__PROBLEM__.
Write out the data below in full. Keep it exact.

__ENTRIES PROVIDED__.
------
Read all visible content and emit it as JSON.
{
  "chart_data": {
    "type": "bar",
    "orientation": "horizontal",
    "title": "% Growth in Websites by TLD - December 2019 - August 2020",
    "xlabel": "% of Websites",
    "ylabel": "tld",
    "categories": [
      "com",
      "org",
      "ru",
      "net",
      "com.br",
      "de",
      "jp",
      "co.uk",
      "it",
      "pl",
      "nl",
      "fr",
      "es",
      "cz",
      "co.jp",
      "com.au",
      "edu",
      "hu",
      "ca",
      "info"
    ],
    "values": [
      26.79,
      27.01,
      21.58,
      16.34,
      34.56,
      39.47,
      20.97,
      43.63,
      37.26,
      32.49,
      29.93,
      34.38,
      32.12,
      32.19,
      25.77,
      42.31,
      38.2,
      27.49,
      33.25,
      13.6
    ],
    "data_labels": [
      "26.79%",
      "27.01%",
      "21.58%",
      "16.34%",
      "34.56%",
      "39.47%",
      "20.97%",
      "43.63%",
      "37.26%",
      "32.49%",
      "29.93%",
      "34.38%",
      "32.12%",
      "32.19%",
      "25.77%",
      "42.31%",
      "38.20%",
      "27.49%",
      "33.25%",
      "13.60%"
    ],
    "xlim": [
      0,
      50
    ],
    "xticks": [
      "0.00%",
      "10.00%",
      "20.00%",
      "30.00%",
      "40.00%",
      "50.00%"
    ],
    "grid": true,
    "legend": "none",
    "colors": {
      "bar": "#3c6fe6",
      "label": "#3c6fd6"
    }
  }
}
------
__RESPONSE TO THE EXERCISE__.
Read all visible content and emit it as JSON.
{
  "chart_data": {
    "type": "bar",
    "orientation": "horizontal",
    "title": "% Growth in Websites by TLD - December 2019 - August 2020",
    "xlabel": "% of Websites",
    "ylabel": "tld",
    "categories": [
      "com",
      "org",
      "ru",
      "net",
      "com.br",
      "de",
      "jp",
      "co.uk",
      "it",
      "pl",
      "nl",
      "fr",
      "es",
      "cz",
      "co.jp",
      "com.au",
      "edu",
      "hu",
      "ca",
      "info"
    ],
    "values": [
      26.79,
      27.01,
      21.58,
      16.34,
      34.56,
      39.47,
      20.97,
      43.63,
      37.26,
      32.49,
      29.93,
      34.38,
      32.12,
      32.19,
      25.77,
      42.31,
      38.2,
      27.49,
      33.25,
      13.6
    ],
    "data_labels": [
      "26.79%",
      "27.01%",
      "21.58%",
      "16.34%",
      "34.56%",
      "39.47%",
      "20.97%",
      "43.63%",
      "37.26%",
      "32.49%",
      "29.93%",
      "34.38%",
      "32.12%",
      "32.19%",
      "25.77%",
      "42.31%",
      "38.20%",
      "27.49%",
      "33.25%",
      "13.60%"
    ],
    "xlim": [
      0,
      50
    ],
    "xticks": [
      "0.00%",
      "10.00%",
      "20.00%",
      "30.00%",
      "40.00%",
      "50.00%"
    ],
    "grid": true,
    "legend": "none",
    "colors": {
      "bar": "#3c6fe6",
      "label": "#3c6fd6"
    }
  }
}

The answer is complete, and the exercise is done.